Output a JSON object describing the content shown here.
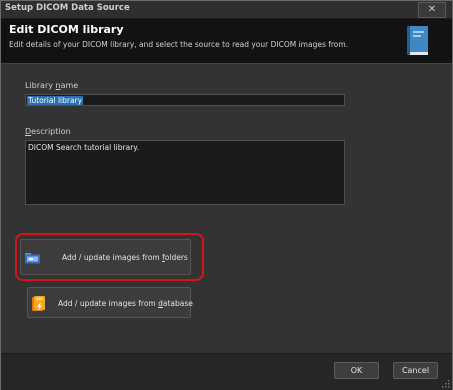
{
  "window": {
    "title": "Setup DICOM Data Source",
    "close_glyph": "✕"
  },
  "header": {
    "title": "Edit DICOM library",
    "description": "Edit details of your DICOM library, and select the source to read your DICOM images from.",
    "icon": "book-icon"
  },
  "library_name": {
    "label_pre": "Library ",
    "label_accel": "n",
    "label_post": "ame",
    "value": "Tutorial library"
  },
  "description_field": {
    "label_accel": "D",
    "label_post": "escription",
    "value": "DICOM Search tutorial library."
  },
  "actions": {
    "folders": {
      "label_pre": "Add / update images from ",
      "label_accel": "f",
      "label_post": "olders",
      "icon": "folder-icon",
      "highlighted": true
    },
    "database": {
      "label_pre": "Add / update images from ",
      "label_accel": "d",
      "label_post": "atabase",
      "icon": "database-icon"
    }
  },
  "footer": {
    "ok_label": "OK",
    "cancel_label": "Cancel"
  },
  "colors": {
    "highlight": "#d6141c",
    "selection": "#2c6fb0",
    "header_bg": "#121212"
  }
}
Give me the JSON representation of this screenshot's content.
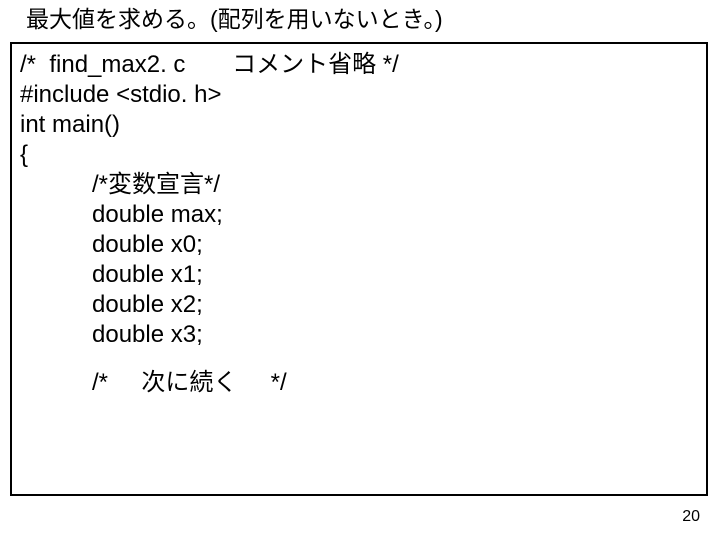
{
  "title": "最大値を求める。(配列を用いないとき。)",
  "code": {
    "l1": "/*  find_max2. c       コメント省略 */",
    "l2": "#include <stdio. h>",
    "l3": "int main()",
    "l4": "{",
    "l5": "/*変数宣言*/",
    "l6": "double max;",
    "l7": "double x0;",
    "l8": "double x1;",
    "l9": "double x2;",
    "l10": "double x3;",
    "l11": "/*     次に続く     */"
  },
  "page_number": "20"
}
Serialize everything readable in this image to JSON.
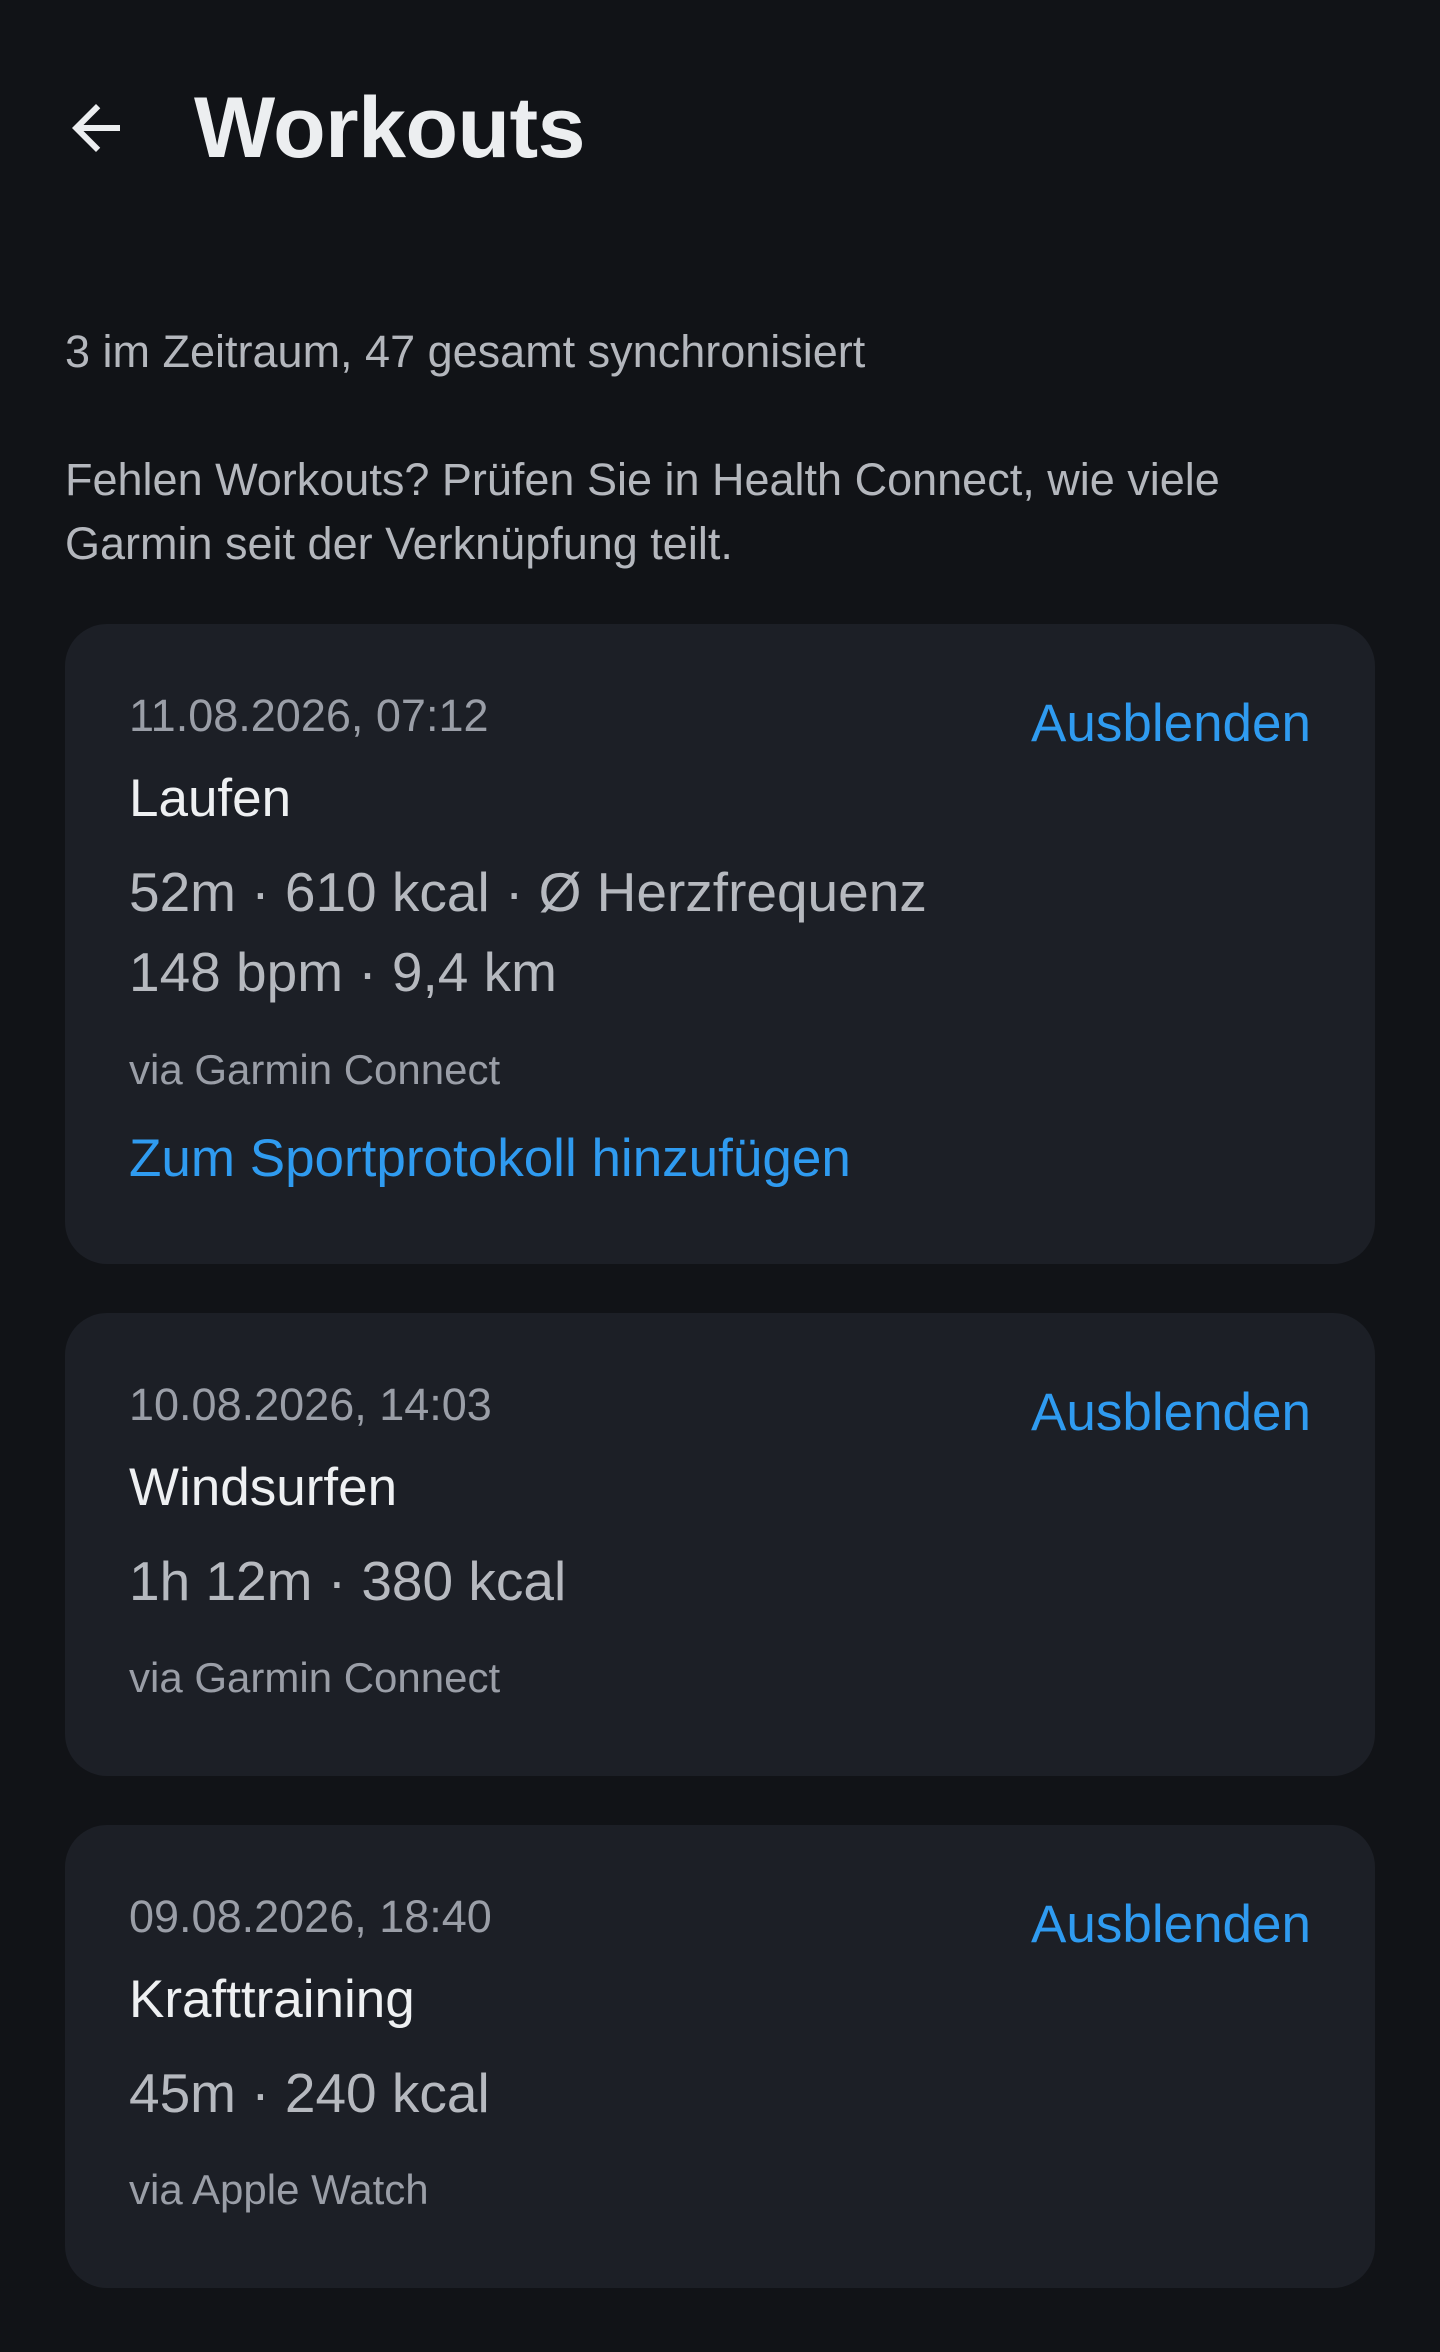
{
  "header": {
    "title": "Workouts",
    "back_icon": "arrow-left-icon"
  },
  "summary": "3 im Zeitraum, 47 gesamt synchronisiert",
  "hint": "Fehlen Workouts? Prüfen Sie in Health Connect, wie viele Garmin seit der Verknüpfung teilt.",
  "colors": {
    "background": "#111317",
    "card": "#1c1f26",
    "accent": "#2f9bf0"
  },
  "workouts": [
    {
      "date": "11.08.2026, 07:12",
      "title": "Laufen",
      "metrics": "52m · 610 kcal · Ø Herzfrequenz 148 bpm · 9,4 km",
      "source": "via Garmin Connect",
      "hide_label": "Ausblenden",
      "action_label": "Zum Sportprotokoll hinzufügen"
    },
    {
      "date": "10.08.2026, 14:03",
      "title": "Windsurfen",
      "metrics": "1h 12m · 380 kcal",
      "source": "via Garmin Connect",
      "hide_label": "Ausblenden"
    },
    {
      "date": "09.08.2026, 18:40",
      "title": "Krafttraining",
      "metrics": "45m · 240 kcal",
      "source": "via Apple Watch",
      "hide_label": "Ausblenden"
    }
  ]
}
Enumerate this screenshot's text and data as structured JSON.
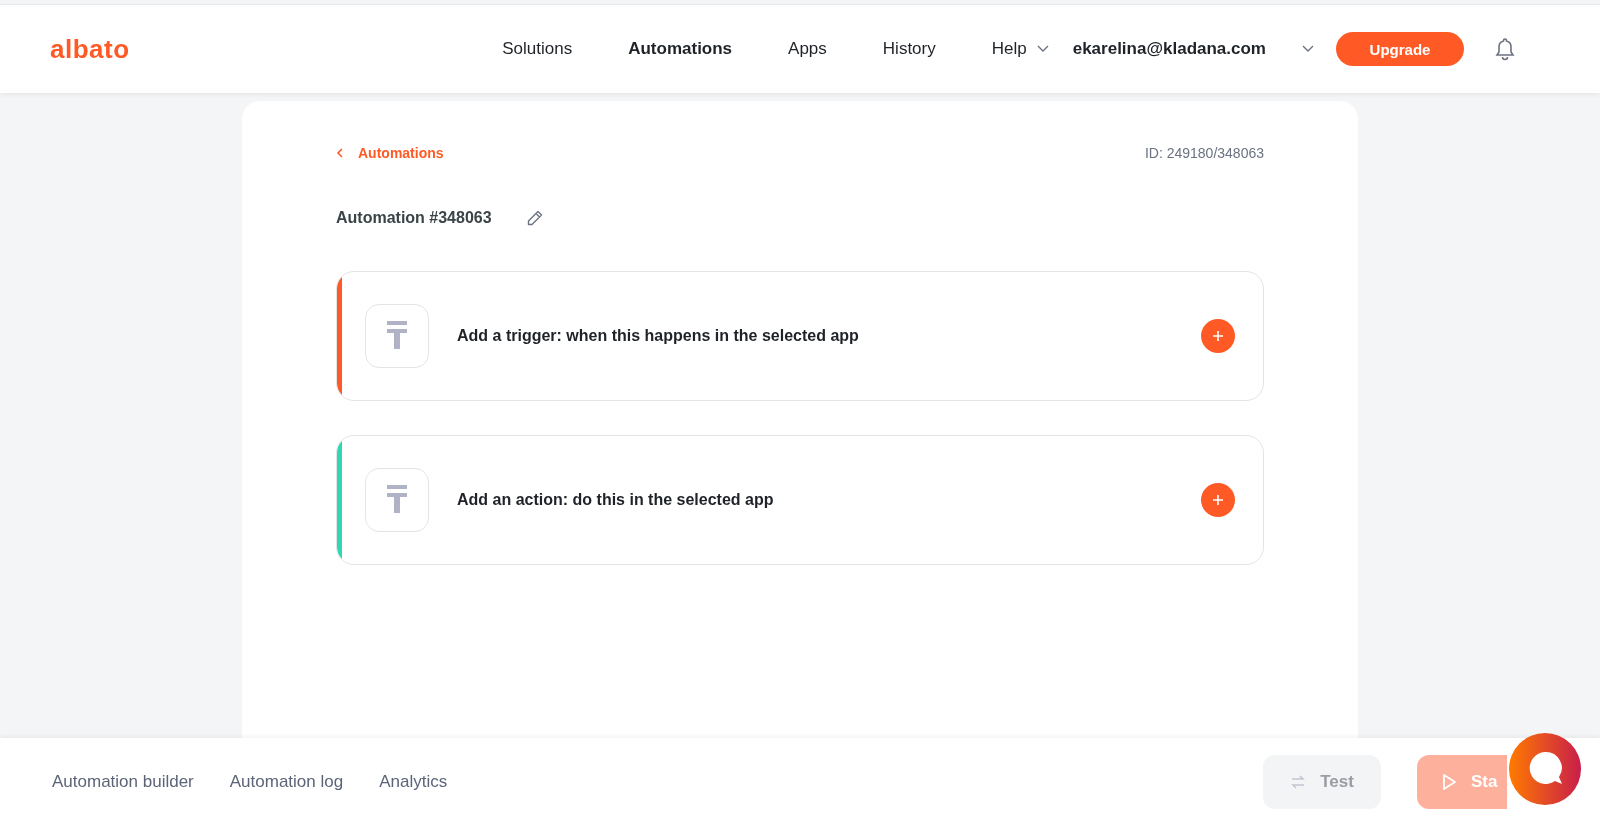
{
  "header": {
    "logo": "albato",
    "nav": [
      {
        "label": "Solutions",
        "selected": false,
        "dropdown": false
      },
      {
        "label": "Automations",
        "selected": true,
        "dropdown": false
      },
      {
        "label": "Apps",
        "selected": false,
        "dropdown": false
      },
      {
        "label": "History",
        "selected": false,
        "dropdown": false
      },
      {
        "label": "Help",
        "selected": false,
        "dropdown": true
      }
    ],
    "account": "ekarelina@kladana.com",
    "upgrade": "Upgrade"
  },
  "back_link": "Automations",
  "id_label": "ID: 249180/348063",
  "title": "Automation #348063",
  "steps": [
    {
      "label": "Add a trigger: when this happens in the selected app",
      "color": "#ff5a26"
    },
    {
      "label": "Add an action: do this in the selected app",
      "color": "#2fd8b0"
    }
  ],
  "footer": {
    "tabs": [
      {
        "label": "Automation builder",
        "selected": false
      },
      {
        "label": "Automation log",
        "selected": false
      },
      {
        "label": "Analytics",
        "selected": false
      }
    ],
    "buttons": [
      {
        "kind": "test",
        "label": "Test",
        "disabled": true
      },
      {
        "kind": "start",
        "label": "Sta",
        "disabled": true
      }
    ]
  }
}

===============

■ Exercise details ■
Your copy should repeat each entry above exactly but contain no pictures.

■ Exercise answer ■
Output a JSON object describing the content shown here.
{
  "window": {
    "title": "Setup DICOM Data Source",
    "close_glyph": "✕"
  },
  "header": {
    "title": "Edit DICOM library",
    "description": "Edit details of your DICOM library, and select the source to read your DICOM images from.",
    "icon": "book-icon"
  },
  "library_name": {
    "label_pre": "Library ",
    "label_accel": "n",
    "label_post": "ame",
    "value": "Tutorial library"
  },
  "description_field": {
    "label_accel": "D",
    "label_post": "escription",
    "value": "DICOM Search tutorial library."
  },
  "actions": {
    "folders": {
      "label_pre": "Add / update images from ",
      "label_accel": "f",
      "label_post": "olders",
      "icon": "folder-icon",
      "highlighted": true
    },
    "database": {
      "label_pre": "Add / update images from ",
      "label_accel": "d",
      "label_post": "atabase",
      "icon": "database-icon"
    }
  },
  "footer": {
    "ok_label": "OK",
    "cancel_label": "Cancel"
  },
  "colors": {
    "highlight": "#d6141c",
    "selection": "#2c6fb0",
    "header_bg": "#121212"
  }
}
Give me the JSON representation of this screenshot's content.
{
  "title": "最大値を求める。(配列を用いないとき。)",
  "code": {
    "l1": "/*  find_max2. c       コメント省略 */",
    "l2": "#include <stdio. h>",
    "l3": "int main()",
    "l4": "{",
    "l5": "/*変数宣言*/",
    "l6": "double max;",
    "l7": "double x0;",
    "l8": "double x1;",
    "l9": "double x2;",
    "l10": "double x3;",
    "l11": "/*     次に続く     */"
  },
  "page_number": "20"
}
Serialize everything readable in this image to JSON.
{
  "header": {
    "title": "Workouts",
    "back_icon": "arrow-left-icon"
  },
  "summary": "3 im Zeitraum, 47 gesamt synchronisiert",
  "hint": "Fehlen Workouts? Prüfen Sie in Health Connect, wie viele Garmin seit der Verknüpfung teilt.",
  "colors": {
    "background": "#111317",
    "card": "#1c1f26",
    "accent": "#2f9bf0"
  },
  "workouts": [
    {
      "date": "11.08.2026, 07:12",
      "title": "Laufen",
      "metrics": "52m · 610 kcal · Ø Herzfrequenz 148 bpm · 9,4 km",
      "source": "via Garmin Connect",
      "hide_label": "Ausblenden",
      "action_label": "Zum Sportprotokoll hinzufügen"
    },
    {
      "date": "10.08.2026, 14:03",
      "title": "Windsurfen",
      "metrics": "1h 12m · 380 kcal",
      "source": "via Garmin Connect",
      "hide_label": "Ausblenden"
    },
    {
      "date": "09.08.2026, 18:40",
      "title": "Krafttraining",
      "metrics": "45m · 240 kcal",
      "source": "via Apple Watch",
      "hide_label": "Ausblenden"
    }
  ]
}
Enumerate this screenshot's text and data as structured JSON.
{
  "header": {
    "logo": "albato",
    "nav": [
      {
        "label": "Solutions",
        "selected": false,
        "dropdown": false
      },
      {
        "label": "Automations",
        "selected": true,
        "dropdown": false
      },
      {
        "label": "Apps",
        "selected": false,
        "dropdown": false
      },
      {
        "label": "History",
        "selected": false,
        "dropdown": false
      },
      {
        "label": "Help",
        "selected": false,
        "dropdown": true
      }
    ],
    "account": "ekarelina@kladana.com",
    "upgrade": "Upgrade"
  },
  "back_link": "Automations",
  "id_label": "ID: 249180/348063",
  "title": "Automation #348063",
  "steps": [
    {
      "label": "Add a trigger: when this happens in the selected app",
      "color": "#ff5a26"
    },
    {
      "label": "Add an action: do this in the selected app",
      "color": "#2fd8b0"
    }
  ],
  "footer": {
    "tabs": [
      {
        "label": "Automation builder",
        "selected": false
      },
      {
        "label": "Automation log",
        "selected": false
      },
      {
        "label": "Analytics",
        "selected": false
      }
    ],
    "buttons": [
      {
        "kind": "test",
        "label": "Test",
        "disabled": true
      },
      {
        "kind": "start",
        "label": "Sta",
        "disabled": true
      }
    ]
  }
}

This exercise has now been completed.